**WHAT TO PRODUCE:** Extract the full listing below without altering a single character.

* Begin SOURCE RECORDS *

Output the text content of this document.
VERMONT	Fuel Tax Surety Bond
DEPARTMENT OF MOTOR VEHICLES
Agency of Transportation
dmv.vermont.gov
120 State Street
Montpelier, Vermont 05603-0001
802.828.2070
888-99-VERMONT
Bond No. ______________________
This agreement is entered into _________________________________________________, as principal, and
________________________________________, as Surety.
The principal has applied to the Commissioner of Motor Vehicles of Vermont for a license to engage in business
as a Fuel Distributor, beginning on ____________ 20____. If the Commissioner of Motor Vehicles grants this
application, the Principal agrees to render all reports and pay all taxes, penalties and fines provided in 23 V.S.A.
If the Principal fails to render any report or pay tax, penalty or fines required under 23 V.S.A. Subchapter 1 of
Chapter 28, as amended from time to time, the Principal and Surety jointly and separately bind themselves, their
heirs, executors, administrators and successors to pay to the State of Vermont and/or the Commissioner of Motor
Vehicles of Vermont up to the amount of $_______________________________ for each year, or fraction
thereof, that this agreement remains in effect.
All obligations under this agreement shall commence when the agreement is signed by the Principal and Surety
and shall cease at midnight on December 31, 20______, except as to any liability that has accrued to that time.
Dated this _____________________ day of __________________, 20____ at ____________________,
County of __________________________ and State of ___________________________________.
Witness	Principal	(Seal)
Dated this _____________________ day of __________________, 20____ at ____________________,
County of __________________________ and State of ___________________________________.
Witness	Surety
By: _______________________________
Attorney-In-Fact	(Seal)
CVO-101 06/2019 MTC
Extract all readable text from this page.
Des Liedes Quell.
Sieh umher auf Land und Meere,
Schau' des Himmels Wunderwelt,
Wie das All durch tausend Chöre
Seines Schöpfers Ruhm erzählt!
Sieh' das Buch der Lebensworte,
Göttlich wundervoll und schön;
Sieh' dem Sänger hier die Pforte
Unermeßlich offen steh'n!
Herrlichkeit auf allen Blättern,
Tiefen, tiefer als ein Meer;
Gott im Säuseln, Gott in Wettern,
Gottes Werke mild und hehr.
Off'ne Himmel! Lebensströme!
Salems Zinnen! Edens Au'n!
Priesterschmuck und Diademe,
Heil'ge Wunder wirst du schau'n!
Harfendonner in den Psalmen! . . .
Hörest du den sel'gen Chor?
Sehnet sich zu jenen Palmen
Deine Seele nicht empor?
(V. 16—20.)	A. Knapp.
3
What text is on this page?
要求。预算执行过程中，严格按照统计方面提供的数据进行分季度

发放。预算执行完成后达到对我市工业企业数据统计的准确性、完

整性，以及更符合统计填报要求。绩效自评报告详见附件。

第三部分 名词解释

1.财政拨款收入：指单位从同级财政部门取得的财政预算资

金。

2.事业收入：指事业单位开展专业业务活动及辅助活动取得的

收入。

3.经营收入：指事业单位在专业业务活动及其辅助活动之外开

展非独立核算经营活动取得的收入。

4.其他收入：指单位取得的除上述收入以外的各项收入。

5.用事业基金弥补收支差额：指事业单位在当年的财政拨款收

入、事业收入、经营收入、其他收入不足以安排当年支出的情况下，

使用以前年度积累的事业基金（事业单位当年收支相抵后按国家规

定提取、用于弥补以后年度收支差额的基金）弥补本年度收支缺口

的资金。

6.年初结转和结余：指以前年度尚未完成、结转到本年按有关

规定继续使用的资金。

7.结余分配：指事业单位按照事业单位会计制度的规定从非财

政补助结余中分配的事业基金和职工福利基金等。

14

* End SOURCE RECORDS *

**SOLVED PROBLEM:**
Output the text content of this document.
VERMONT	Fuel Tax Surety Bond
DEPARTMENT OF MOTOR VEHICLES
Agency of Transportation
dmv.vermont.gov
120 State Street
Montpelier, Vermont 05603-0001
802.828.2070
888-99-VERMONT
Bond No. ______________________
This agreement is entered into _________________________________________________, as principal, and
________________________________________, as Surety.
The principal has applied to the Commissioner of Motor Vehicles of Vermont for a license to engage in business
as a Fuel Distributor, beginning on ____________ 20____. If the Commissioner of Motor Vehicles grants this
application, the Principal agrees to render all reports and pay all taxes, penalties and fines provided in 23 V.S.A.
If the Principal fails to render any report or pay tax, penalty or fines required under 23 V.S.A. Subchapter 1 of
Chapter 28, as amended from time to time, the Principal and Surety jointly and separately bind themselves, their
heirs, executors, administrators and successors to pay to the State of Vermont and/or the Commissioner of Motor
Vehicles of Vermont up to the amount of $_______________________________ for each year, or fraction
thereof, that this agreement remains in effect.
All obligations under this agreement shall commence when the agreement is signed by the Principal and Surety
and shall cease at midnight on December 31, 20______, except as to any liability that has accrued to that time.
Dated this _____________________ day of __________________, 20____ at ____________________,
County of __________________________ and State of ___________________________________.
Witness	Principal	(Seal)
Dated this _____________________ day of __________________, 20____ at ____________________,
County of __________________________ and State of ___________________________________.
Witness	Surety
By: _______________________________
Attorney-In-Fact	(Seal)
CVO-101 06/2019 MTC
Extract all readable text from this page.
Des Liedes Quell.
Sieh umher auf Land und Meere,
Schau' des Himmels Wunderwelt,
Wie das All durch tausend Chöre
Seines Schöpfers Ruhm erzählt!
Sieh' das Buch der Lebensworte,
Göttlich wundervoll und schön;
Sieh' dem Sänger hier die Pforte
Unermeßlich offen steh'n!
Herrlichkeit auf allen Blättern,
Tiefen, tiefer als ein Meer;
Gott im Säuseln, Gott in Wettern,
Gottes Werke mild und hehr.
Off'ne Himmel! Lebensströme!
Salems Zinnen! Edens Au'n!
Priesterschmuck und Diademe,
Heil'ge Wunder wirst du schau'n!
Harfendonner in den Psalmen! . . .
Hörest du den sel'gen Chor?
Sehnet sich zu jenen Palmen
Deine Seele nicht empor?
(V. 16—20.)	A. Knapp.
3
What text is on this page?
要求。预算执行过程中，严格按照统计方面提供的数据进行分季度

发放。预算执行完成后达到对我市工业企业数据统计的准确性、完

整性，以及更符合统计填报要求。绩效自评报告详见附件。

第三部分 名词解释

1.财政拨款收入：指单位从同级财政部门取得的财政预算资

金。

2.事业收入：指事业单位开展专业业务活动及辅助活动取得的

收入。

3.经营收入：指事业单位在专业业务活动及其辅助活动之外开

展非独立核算经营活动取得的收入。

4.其他收入：指单位取得的除上述收入以外的各项收入。

5.用事业基金弥补收支差额：指事业单位在当年的财政拨款收

入、事业收入、经营收入、其他收入不足以安排当年支出的情况下，

使用以前年度积累的事业基金（事业单位当年收支相抵后按国家规

定提取、用于弥补以后年度收支差额的基金）弥补本年度收支缺口

的资金。

6.年初结转和结余：指以前年度尚未完成、结转到本年按有关

规定继续使用的资金。

7.结余分配：指事业单位按照事业单位会计制度的规定从非财

政补助结余中分配的事业基金和职工福利基金等。

14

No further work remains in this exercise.